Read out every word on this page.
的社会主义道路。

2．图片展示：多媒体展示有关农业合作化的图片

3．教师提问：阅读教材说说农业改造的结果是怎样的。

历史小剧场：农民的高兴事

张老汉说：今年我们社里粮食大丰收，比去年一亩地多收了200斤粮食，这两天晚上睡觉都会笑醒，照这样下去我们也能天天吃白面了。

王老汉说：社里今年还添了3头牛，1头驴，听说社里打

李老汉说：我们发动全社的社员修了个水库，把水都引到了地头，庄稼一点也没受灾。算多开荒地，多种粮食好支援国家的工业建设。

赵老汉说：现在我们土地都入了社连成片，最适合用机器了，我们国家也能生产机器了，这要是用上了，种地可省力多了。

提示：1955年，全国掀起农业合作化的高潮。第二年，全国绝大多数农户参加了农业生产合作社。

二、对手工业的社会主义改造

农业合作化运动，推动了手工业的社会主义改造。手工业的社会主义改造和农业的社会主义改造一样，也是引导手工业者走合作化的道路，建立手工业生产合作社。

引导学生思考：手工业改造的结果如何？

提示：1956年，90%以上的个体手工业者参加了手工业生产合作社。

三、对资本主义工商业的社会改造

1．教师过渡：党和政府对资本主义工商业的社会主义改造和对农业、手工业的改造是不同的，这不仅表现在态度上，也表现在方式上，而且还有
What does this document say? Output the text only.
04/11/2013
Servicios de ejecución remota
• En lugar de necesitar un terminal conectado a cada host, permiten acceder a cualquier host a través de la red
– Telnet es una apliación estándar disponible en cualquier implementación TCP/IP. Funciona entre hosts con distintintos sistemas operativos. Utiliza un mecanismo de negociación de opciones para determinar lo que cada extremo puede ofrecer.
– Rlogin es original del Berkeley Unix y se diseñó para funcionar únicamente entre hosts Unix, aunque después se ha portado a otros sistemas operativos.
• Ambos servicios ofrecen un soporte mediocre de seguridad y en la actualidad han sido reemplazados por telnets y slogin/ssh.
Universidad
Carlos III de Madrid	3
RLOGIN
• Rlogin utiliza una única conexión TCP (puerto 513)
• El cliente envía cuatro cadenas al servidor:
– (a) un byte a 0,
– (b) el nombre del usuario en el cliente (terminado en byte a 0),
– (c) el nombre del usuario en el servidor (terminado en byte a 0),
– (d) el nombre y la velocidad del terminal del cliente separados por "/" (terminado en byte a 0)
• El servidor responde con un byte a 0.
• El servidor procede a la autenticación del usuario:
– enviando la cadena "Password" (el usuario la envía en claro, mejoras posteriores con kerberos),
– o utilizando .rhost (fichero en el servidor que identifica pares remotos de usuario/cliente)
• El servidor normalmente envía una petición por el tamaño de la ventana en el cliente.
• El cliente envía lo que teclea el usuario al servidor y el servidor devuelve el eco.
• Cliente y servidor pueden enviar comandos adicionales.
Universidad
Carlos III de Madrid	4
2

# # # #

__EXERCISE BRIEF__: Return the lines above, from the one containing "What does this" to the end, exactly as they stand.

__PROBLEM SOLUTION__:
What does this document say? Output the text only.
04/11/2013
Servicios de ejecución remota
• En lugar de necesitar un terminal conectado a cada host, permiten acceder a cualquier host a través de la red
– Telnet es una apliación estándar disponible en cualquier implementación TCP/IP. Funciona entre hosts con distintintos sistemas operativos. Utiliza un mecanismo de negociación de opciones para determinar lo que cada extremo puede ofrecer.
– Rlogin es original del Berkeley Unix y se diseñó para funcionar únicamente entre hosts Unix, aunque después se ha portado a otros sistemas operativos.
• Ambos servicios ofrecen un soporte mediocre de seguridad y en la actualidad han sido reemplazados por telnets y slogin/ssh.
Universidad
Carlos III de Madrid	3
RLOGIN
• Rlogin utiliza una única conexión TCP (puerto 513)
• El cliente envía cuatro cadenas al servidor:
– (a) un byte a 0,
– (b) el nombre del usuario en el cliente (terminado en byte a 0),
– (c) el nombre del usuario en el servidor (terminado en byte a 0),
– (d) el nombre y la velocidad del terminal del cliente separados por "/" (terminado en byte a 0)
• El servidor responde con un byte a 0.
• El servidor procede a la autenticación del usuario:
– enviando la cadena "Password" (el usuario la envía en claro, mejoras posteriores con kerberos),
– o utilizando .rhost (fichero en el servidor que identifica pares remotos de usuario/cliente)
• El servidor normalmente envía una petición por el tamaño de la ventana en el cliente.
• El cliente envía lo que teclea el usuario al servidor y el servidor devuelve el eco.
• Cliente y servidor pueden enviar comandos adicionales.
Universidad
Carlos III de Madrid	4
2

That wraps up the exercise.